__EXERCISE DIRECTIONS__.
Make an exact copy of the lines below.

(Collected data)

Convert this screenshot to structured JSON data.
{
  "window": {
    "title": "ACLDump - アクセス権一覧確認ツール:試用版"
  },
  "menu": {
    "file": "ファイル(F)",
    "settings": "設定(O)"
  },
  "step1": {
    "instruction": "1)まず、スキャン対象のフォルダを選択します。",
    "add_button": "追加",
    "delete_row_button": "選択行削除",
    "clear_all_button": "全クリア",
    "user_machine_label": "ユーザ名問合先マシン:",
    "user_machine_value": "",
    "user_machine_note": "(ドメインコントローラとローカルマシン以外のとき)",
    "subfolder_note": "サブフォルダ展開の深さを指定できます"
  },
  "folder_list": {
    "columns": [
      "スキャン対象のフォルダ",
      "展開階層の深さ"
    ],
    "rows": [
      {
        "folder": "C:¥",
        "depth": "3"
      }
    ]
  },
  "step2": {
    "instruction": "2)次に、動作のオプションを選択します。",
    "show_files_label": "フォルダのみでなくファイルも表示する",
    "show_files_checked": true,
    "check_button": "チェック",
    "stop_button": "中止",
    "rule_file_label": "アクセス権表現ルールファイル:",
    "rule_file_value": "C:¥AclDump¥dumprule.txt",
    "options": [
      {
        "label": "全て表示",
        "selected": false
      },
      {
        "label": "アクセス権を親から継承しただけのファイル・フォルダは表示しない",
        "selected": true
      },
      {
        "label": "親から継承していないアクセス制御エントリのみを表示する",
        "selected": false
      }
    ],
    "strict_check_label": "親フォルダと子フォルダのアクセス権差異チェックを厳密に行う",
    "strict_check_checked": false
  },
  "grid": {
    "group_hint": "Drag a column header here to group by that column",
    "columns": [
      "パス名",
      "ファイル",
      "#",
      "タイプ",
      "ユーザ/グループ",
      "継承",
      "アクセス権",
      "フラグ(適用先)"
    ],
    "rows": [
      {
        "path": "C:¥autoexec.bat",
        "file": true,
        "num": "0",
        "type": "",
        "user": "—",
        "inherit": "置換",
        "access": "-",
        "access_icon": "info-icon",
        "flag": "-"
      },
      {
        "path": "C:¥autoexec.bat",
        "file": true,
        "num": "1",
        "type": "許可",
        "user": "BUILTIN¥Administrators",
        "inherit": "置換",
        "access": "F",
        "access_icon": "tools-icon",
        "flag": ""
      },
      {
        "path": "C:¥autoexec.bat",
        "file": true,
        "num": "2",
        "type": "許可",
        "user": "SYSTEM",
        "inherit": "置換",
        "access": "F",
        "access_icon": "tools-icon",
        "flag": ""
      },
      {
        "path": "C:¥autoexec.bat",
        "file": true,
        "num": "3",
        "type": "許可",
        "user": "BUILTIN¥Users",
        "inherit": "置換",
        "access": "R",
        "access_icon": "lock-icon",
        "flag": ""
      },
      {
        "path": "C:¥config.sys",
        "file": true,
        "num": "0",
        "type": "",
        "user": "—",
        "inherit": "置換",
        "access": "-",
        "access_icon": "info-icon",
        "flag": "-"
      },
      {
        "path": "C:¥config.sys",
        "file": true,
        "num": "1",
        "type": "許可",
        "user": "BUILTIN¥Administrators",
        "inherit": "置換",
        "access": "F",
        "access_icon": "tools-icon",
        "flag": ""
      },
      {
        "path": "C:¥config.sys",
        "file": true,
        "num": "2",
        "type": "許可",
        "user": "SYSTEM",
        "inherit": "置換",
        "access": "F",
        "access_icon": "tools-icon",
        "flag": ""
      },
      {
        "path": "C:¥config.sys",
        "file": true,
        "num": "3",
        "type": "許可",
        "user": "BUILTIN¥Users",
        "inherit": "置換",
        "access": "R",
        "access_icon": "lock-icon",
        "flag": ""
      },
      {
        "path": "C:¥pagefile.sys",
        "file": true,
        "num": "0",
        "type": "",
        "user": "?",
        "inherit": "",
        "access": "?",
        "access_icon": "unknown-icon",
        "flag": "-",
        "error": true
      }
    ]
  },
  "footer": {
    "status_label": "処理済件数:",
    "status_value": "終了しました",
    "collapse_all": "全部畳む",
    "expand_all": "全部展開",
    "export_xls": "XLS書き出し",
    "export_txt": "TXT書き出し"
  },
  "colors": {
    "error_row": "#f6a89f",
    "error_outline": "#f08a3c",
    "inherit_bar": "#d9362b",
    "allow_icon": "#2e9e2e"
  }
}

__TASK SOLUTION__.
Convert this screenshot to structured JSON data.
{
  "window": {
    "title": "ACLDump - アクセス権一覧確認ツール:試用版"
  },
  "menu": {
    "file": "ファイル(F)",
    "settings": "設定(O)"
  },
  "step1": {
    "instruction": "1)まず、スキャン対象のフォルダを選択します。",
    "add_button": "追加",
    "delete_row_button": "選択行削除",
    "clear_all_button": "全クリア",
    "user_machine_label": "ユーザ名問合先マシン:",
    "user_machine_value": "",
    "user_machine_note": "(ドメインコントローラとローカルマシン以外のとき)",
    "subfolder_note": "サブフォルダ展開の深さを指定できます"
  },
  "folder_list": {
    "columns": [
      "スキャン対象のフォルダ",
      "展開階層の深さ"
    ],
    "rows": [
      {
        "folder": "C:¥",
        "depth": "3"
      }
    ]
  },
  "step2": {
    "instruction": "2)次に、動作のオプションを選択します。",
    "show_files_label": "フォルダのみでなくファイルも表示する",
    "show_files_checked": true,
    "check_button": "チェック",
    "stop_button": "中止",
    "rule_file_label": "アクセス権表現ルールファイル:",
    "rule_file_value": "C:¥AclDump¥dumprule.txt",
    "options": [
      {
        "label": "全て表示",
        "selected": false
      },
      {
        "label": "アクセス権を親から継承しただけのファイル・フォルダは表示しない",
        "selected": true
      },
      {
        "label": "親から継承していないアクセス制御エントリのみを表示する",
        "selected": false
      }
    ],
    "strict_check_label": "親フォルダと子フォルダのアクセス権差異チェックを厳密に行う",
    "strict_check_checked": false
  },
  "grid": {
    "group_hint": "Drag a column header here to group by that column",
    "columns": [
      "パス名",
      "ファイル",
      "#",
      "タイプ",
      "ユーザ/グループ",
      "継承",
      "アクセス権",
      "フラグ(適用先)"
    ],
    "rows": [
      {
        "path": "C:¥autoexec.bat",
        "file": true,
        "num": "0",
        "type": "",
        "user": "—",
        "inherit": "置換",
        "access": "-",
        "access_icon": "info-icon",
        "flag": "-"
      },
      {
        "path": "C:¥autoexec.bat",
        "file": true,
        "num": "1",
        "type": "許可",
        "user": "BUILTIN¥Administrators",
        "inherit": "置換",
        "access": "F",
        "access_icon": "tools-icon",
        "flag": ""
      },
      {
        "path": "C:¥autoexec.bat",
        "file": true,
        "num": "2",
        "type": "許可",
        "user": "SYSTEM",
        "inherit": "置換",
        "access": "F",
        "access_icon": "tools-icon",
        "flag": ""
      },
      {
        "path": "C:¥autoexec.bat",
        "file": true,
        "num": "3",
        "type": "許可",
        "user": "BUILTIN¥Users",
        "inherit": "置換",
        "access": "R",
        "access_icon": "lock-icon",
        "flag": ""
      },
      {
        "path": "C:¥config.sys",
        "file": true,
        "num": "0",
        "type": "",
        "user": "—",
        "inherit": "置換",
        "access": "-",
        "access_icon": "info-icon",
        "flag": "-"
      },
      {
        "path": "C:¥config.sys",
        "file": true,
        "num": "1",
        "type": "許可",
        "user": "BUILTIN¥Administrators",
        "inherit": "置換",
        "access": "F",
        "access_icon": "tools-icon",
        "flag": ""
      },
      {
        "path": "C:¥config.sys",
        "file": true,
        "num": "2",
        "type": "許可",
        "user": "SYSTEM",
        "inherit": "置換",
        "access": "F",
        "access_icon": "tools-icon",
        "flag": ""
      },
      {
        "path": "C:¥config.sys",
        "file": true,
        "num": "3",
        "type": "許可",
        "user": "BUILTIN¥Users",
        "inherit": "置換",
        "access": "R",
        "access_icon": "lock-icon",
        "flag": ""
      },
      {
        "path": "C:¥pagefile.sys",
        "file": true,
        "num": "0",
        "type": "",
        "user": "?",
        "inherit": "",
        "access": "?",
        "access_icon": "unknown-icon",
        "flag": "-",
        "error": true
      }
    ]
  },
  "footer": {
    "status_label": "処理済件数:",
    "status_value": "終了しました",
    "collapse_all": "全部畳む",
    "expand_all": "全部展開",
    "export_xls": "XLS書き出し",
    "export_txt": "TXT書き出し"
  },
  "colors": {
    "error_row": "#f6a89f",
    "error_outline": "#f08a3c",
    "inherit_bar": "#d9362b",
    "allow_icon": "#2e9e2e"
  }
}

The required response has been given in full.